▸ **Given problem**
Go through the entries below and pick out every line with "data".

▸ **The records**

## Start

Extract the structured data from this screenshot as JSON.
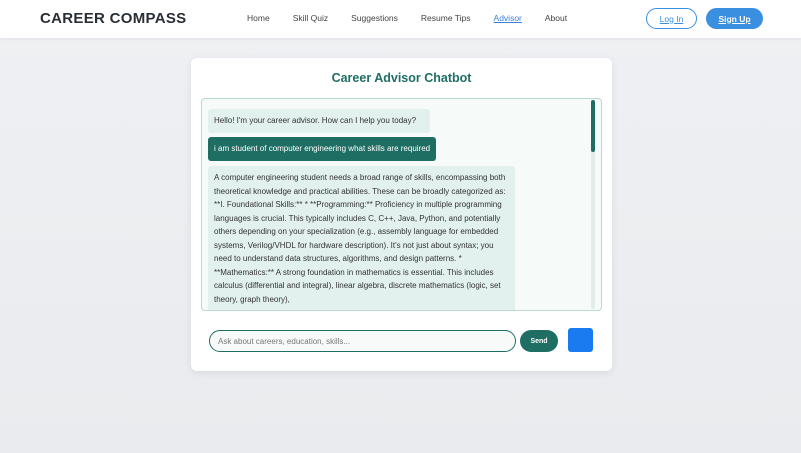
{
  "header": {
    "brand": "CAREER COMPASS",
    "nav": [
      {
        "label": "Home",
        "active": false
      },
      {
        "label": "Skill Quiz",
        "active": false
      },
      {
        "label": "Suggestions",
        "active": false
      },
      {
        "label": "Resume Tips",
        "active": false
      },
      {
        "label": "Advisor",
        "active": true
      },
      {
        "label": "About",
        "active": false
      }
    ],
    "login_label": "Log In",
    "signup_label": "Sign Up"
  },
  "chat": {
    "title": "Career Advisor Chatbot",
    "messages": [
      {
        "role": "bot",
        "text": "Hello! I'm your career advisor. How can I help you today?"
      },
      {
        "role": "user",
        "text": "i am student of computer engineering what skills are required"
      },
      {
        "role": "bot",
        "text": "A computer engineering student needs a broad range of skills, encompassing both theoretical knowledge and practical abilities. These can be broadly categorized as: **I. Foundational Skills:** * **Programming:** Proficiency in multiple programming languages is crucial. This typically includes C, C++, Java, Python, and potentially others depending on your specialization (e.g., assembly language for embedded systems, Verilog/VHDL for hardware description). It's not just about syntax; you need to understand data structures, algorithms, and design patterns. * **Mathematics:** A strong foundation in mathematics is essential. This includes calculus (differential and integral), linear algebra, discrete mathematics (logic, set theory, graph theory),"
      }
    ],
    "input_placeholder": "Ask about careers, education, skills...",
    "send_label": "Send"
  },
  "colors": {
    "accent": "#1f6e64",
    "brand_blue": "#3b8fe0",
    "mic_blue": "#1a7bf0"
  }
}
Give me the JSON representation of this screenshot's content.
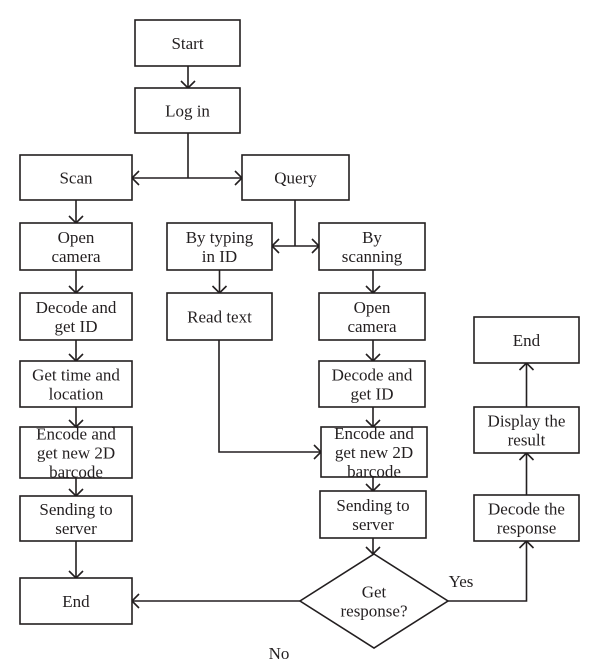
{
  "diagram": {
    "type": "flowchart",
    "nodes": {
      "start": {
        "lines": [
          "Start"
        ],
        "shape": "process"
      },
      "login": {
        "lines": [
          "Log in"
        ],
        "shape": "process"
      },
      "scan": {
        "lines": [
          "Scan"
        ],
        "shape": "process"
      },
      "query": {
        "lines": [
          "Query"
        ],
        "shape": "process"
      },
      "scan_open_camera": {
        "lines": [
          "Open",
          "camera"
        ],
        "shape": "process"
      },
      "scan_decode": {
        "lines": [
          "Decode and",
          "get ID"
        ],
        "shape": "process"
      },
      "scan_get_time": {
        "lines": [
          "Get time and",
          "location"
        ],
        "shape": "process"
      },
      "scan_encode": {
        "lines": [
          "Encode and",
          "get new 2D",
          "barcode"
        ],
        "shape": "process"
      },
      "scan_send": {
        "lines": [
          "Sending to",
          "server"
        ],
        "shape": "process"
      },
      "scan_end": {
        "lines": [
          "End"
        ],
        "shape": "process"
      },
      "by_typing": {
        "lines": [
          "By typing",
          "in ID"
        ],
        "shape": "process"
      },
      "read_text": {
        "lines": [
          "Read text"
        ],
        "shape": "process"
      },
      "by_scanning": {
        "lines": [
          "By",
          "scanning"
        ],
        "shape": "process"
      },
      "query_open_camera": {
        "lines": [
          "Open",
          "camera"
        ],
        "shape": "process"
      },
      "query_decode": {
        "lines": [
          "Decode and",
          "get ID"
        ],
        "shape": "process"
      },
      "query_encode": {
        "lines": [
          "Encode and",
          "get new 2D",
          "barcode"
        ],
        "shape": "process"
      },
      "query_send": {
        "lines": [
          "Sending to",
          "server"
        ],
        "shape": "process"
      },
      "get_response": {
        "lines": [
          "Get",
          "response?"
        ],
        "shape": "decision"
      },
      "decode_response": {
        "lines": [
          "Decode the",
          "response"
        ],
        "shape": "process"
      },
      "display_result": {
        "lines": [
          "Display the",
          "result"
        ],
        "shape": "process"
      },
      "query_end": {
        "lines": [
          "End"
        ],
        "shape": "process"
      }
    },
    "edges": [
      {
        "from": "start",
        "to": "login"
      },
      {
        "from": "login",
        "to": "scan"
      },
      {
        "from": "login",
        "to": "query"
      },
      {
        "from": "scan",
        "to": "scan_open_camera"
      },
      {
        "from": "scan_open_camera",
        "to": "scan_decode"
      },
      {
        "from": "scan_decode",
        "to": "scan_get_time"
      },
      {
        "from": "scan_get_time",
        "to": "scan_encode"
      },
      {
        "from": "scan_encode",
        "to": "scan_send"
      },
      {
        "from": "scan_send",
        "to": "scan_end"
      },
      {
        "from": "query",
        "to": "by_typing"
      },
      {
        "from": "query",
        "to": "by_scanning"
      },
      {
        "from": "by_typing",
        "to": "read_text"
      },
      {
        "from": "read_text",
        "to": "query_encode"
      },
      {
        "from": "by_scanning",
        "to": "query_open_camera"
      },
      {
        "from": "query_open_camera",
        "to": "query_decode"
      },
      {
        "from": "query_decode",
        "to": "query_encode"
      },
      {
        "from": "query_encode",
        "to": "query_send"
      },
      {
        "from": "query_send",
        "to": "get_response"
      },
      {
        "from": "get_response",
        "to": "scan_end",
        "label": "No"
      },
      {
        "from": "get_response",
        "to": "decode_response",
        "label": "Yes"
      },
      {
        "from": "decode_response",
        "to": "display_result"
      },
      {
        "from": "display_result",
        "to": "query_end"
      }
    ],
    "edge_labels": {
      "no": "No",
      "yes": "Yes"
    }
  }
}
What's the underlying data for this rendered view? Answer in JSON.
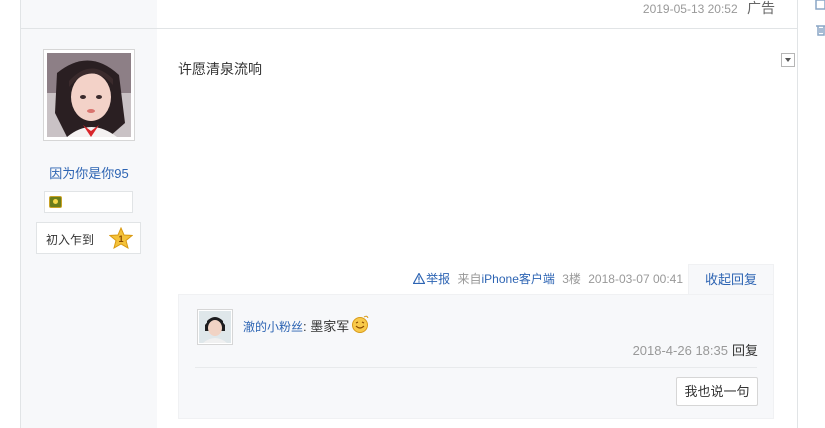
{
  "prev_post": {
    "timestamp": "2019-05-13 20:52",
    "ad_label": "广告"
  },
  "user": {
    "name": "因为你是你95",
    "level_title": "初入乍到",
    "level_number": "1"
  },
  "post": {
    "body": "许愿清泉流响",
    "report_label": "举报",
    "source": "来自",
    "client": "iPhone客户端",
    "floor": "3楼",
    "timestamp": "2018-03-07 00:41",
    "collapse_label": "收起回复"
  },
  "reply": {
    "user": "澈的小粉丝",
    "colon": ":",
    "text": "墨家军",
    "timestamp": "2018-4-26 18:35",
    "reply_label": "回复",
    "say_button": "我也说一句"
  },
  "icons": [
    "edit-icon",
    "trash-icon",
    "dropdown-arrow-icon",
    "warning-icon",
    "smiley-icon",
    "star-icon",
    "badge-icon"
  ],
  "colors": {
    "link": "#2d64b3",
    "muted": "#999999",
    "panel": "#f7f8fa"
  }
}
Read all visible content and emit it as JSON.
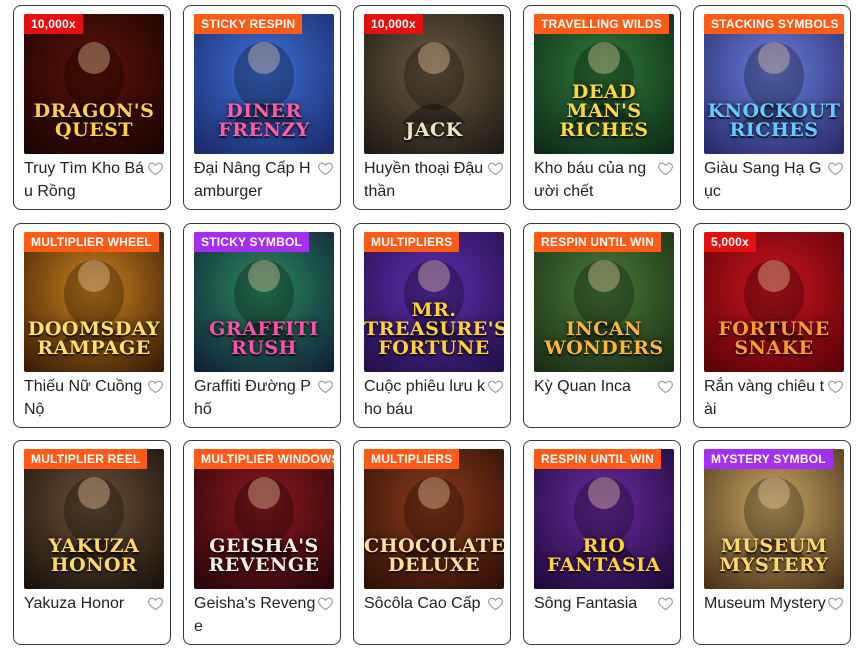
{
  "games": [
    {
      "name": "Truy Tìm Kho Báu Rồng",
      "badge": "10,000x",
      "badge_color": "#e4100f",
      "logo": "DRAGON'S QUEST",
      "bg1": "#5a1208",
      "bg2": "#1a0404",
      "logo_color": "#ffcf4a",
      "icon": "dragon"
    },
    {
      "name": "Đại Nâng Cấp Hamburger",
      "badge": "STICKY RESPIN",
      "badge_color": "#ff5a16",
      "logo": "DINER FRENZY",
      "bg1": "#3d6fd6",
      "bg2": "#1b2a6a",
      "logo_color": "#ff5fa0",
      "icon": "diner"
    },
    {
      "name": "Huyền thoại Đậu thần",
      "badge": "10,000x",
      "badge_color": "#e4100f",
      "logo": "JACK",
      "bg1": "#6a5a44",
      "bg2": "#1e1a14",
      "logo_color": "#efe6c8",
      "icon": "giant"
    },
    {
      "name": "Kho báu của người chết",
      "badge": "TRAVELLING WILDS",
      "badge_color": "#ff5a16",
      "logo": "DEAD MAN'S RICHES",
      "bg1": "#2f7a3a",
      "bg2": "#0e2a18",
      "logo_color": "#ffd640",
      "icon": "skull"
    },
    {
      "name": "Giàu Sang Hạ Gục",
      "badge": "STACKING SYMBOLS",
      "badge_color": "#ff5a16",
      "logo": "KNOCKOUT RICHES",
      "bg1": "#6a7fdc",
      "bg2": "#2a2a6a",
      "logo_color": "#66ccff",
      "icon": "boxer"
    },
    {
      "name": "Thiếu Nữ Cuồng Nộ",
      "badge": "MULTIPLIER WHEEL",
      "badge_color": "#ff5a16",
      "logo": "DOOMSDAY RAMPAGE",
      "bg1": "#c9821e",
      "bg2": "#3a1c06",
      "logo_color": "#ffe26a",
      "icon": "warrior"
    },
    {
      "name": "Graffiti Đường Phố",
      "badge": "STICKY SYMBOL",
      "badge_color": "#a42ff0",
      "logo": "GRAFFITI RUSH",
      "bg1": "#2a8a5a",
      "bg2": "#10203a",
      "logo_color": "#ff4fb0",
      "icon": "graffiti"
    },
    {
      "name": "Cuộc phiêu lưu kho báu",
      "badge": "MULTIPLIERS",
      "badge_color": "#ff5a16",
      "logo": "MR. TREASURE'S FORTUNE",
      "bg1": "#5b2fb0",
      "bg2": "#241048",
      "logo_color": "#ffd23a",
      "icon": "robot"
    },
    {
      "name": "Kỳ Quan Inca",
      "badge": "RESPIN UNTIL WIN",
      "badge_color": "#ff5a16",
      "logo": "INCAN WONDERS",
      "bg1": "#4a7a3a",
      "bg2": "#1a2e14",
      "logo_color": "#ffb43a",
      "icon": "temple"
    },
    {
      "name": "Rắn vàng chiêu tài",
      "badge": "5,000x",
      "badge_color": "#e4100f",
      "logo": "FORTUNE SNAKE",
      "bg1": "#c8141e",
      "bg2": "#5a0208",
      "logo_color": "#ff9a2a",
      "icon": "snake"
    },
    {
      "name": "Yakuza Honor",
      "badge": "MULTIPLIER REEL",
      "badge_color": "#ff5a16",
      "logo": "YAKUZA HONOR",
      "bg1": "#6a5038",
      "bg2": "#1a120c",
      "logo_color": "#ffd86a",
      "icon": "yakuza"
    },
    {
      "name": "Geisha's Revenge",
      "badge": "MULTIPLIER WINDOWS",
      "badge_color": "#ff5a16",
      "logo": "GEISHA'S REVENGE",
      "bg1": "#8a1820",
      "bg2": "#2a060a",
      "logo_color": "#f4efe6",
      "icon": "geisha"
    },
    {
      "name": "Sôcôla Cao Cấp",
      "badge": "MULTIPLIERS",
      "badge_color": "#ff5a16",
      "logo": "CHOCOLATE DELUXE",
      "bg1": "#8a3a1a",
      "bg2": "#2e1006",
      "logo_color": "#ffe0a0",
      "icon": "chocolate"
    },
    {
      "name": "Sông Fantasia",
      "badge": "RESPIN UNTIL WIN",
      "badge_color": "#ff5a16",
      "logo": "RIO FANTASIA",
      "bg1": "#6a2aa0",
      "bg2": "#1e0a3a",
      "logo_color": "#ffd23a",
      "icon": "samba"
    },
    {
      "name": "Museum Mystery",
      "badge": "MYSTERY SYMBOL",
      "badge_color": "#a42ff0",
      "logo": "MUSEUM MYSTERY",
      "bg1": "#caa868",
      "bg2": "#4a3418",
      "logo_color": "#ffd86a",
      "icon": "museum"
    }
  ]
}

## End

▸ **Written solution**
Extract the structured data from this screenshot as JSON.
        "text": "A computer engineering student needs a broad range of skills, encompassing both theoretical knowledge and practical abilities. These can be broadly categorized as: **I. Foundational Skills:** * **Programming:** Proficiency in multiple programming languages is crucial. This typically includes C, C++, Java, Python, and potentially others depending on your specialization (e.g., assembly language for embedded systems, Verilog/VHDL for hardware description). It's not just about syntax; you need to understand data structures, algorithms, and design patterns. * **Mathematics:** A strong foundation in mathematics is essential. This includes calculus (differential and integral), linear algebra, discrete mathematics (logic, set theory, graph theory),"
What's the underlying data for this rendered view? Answer in JSON.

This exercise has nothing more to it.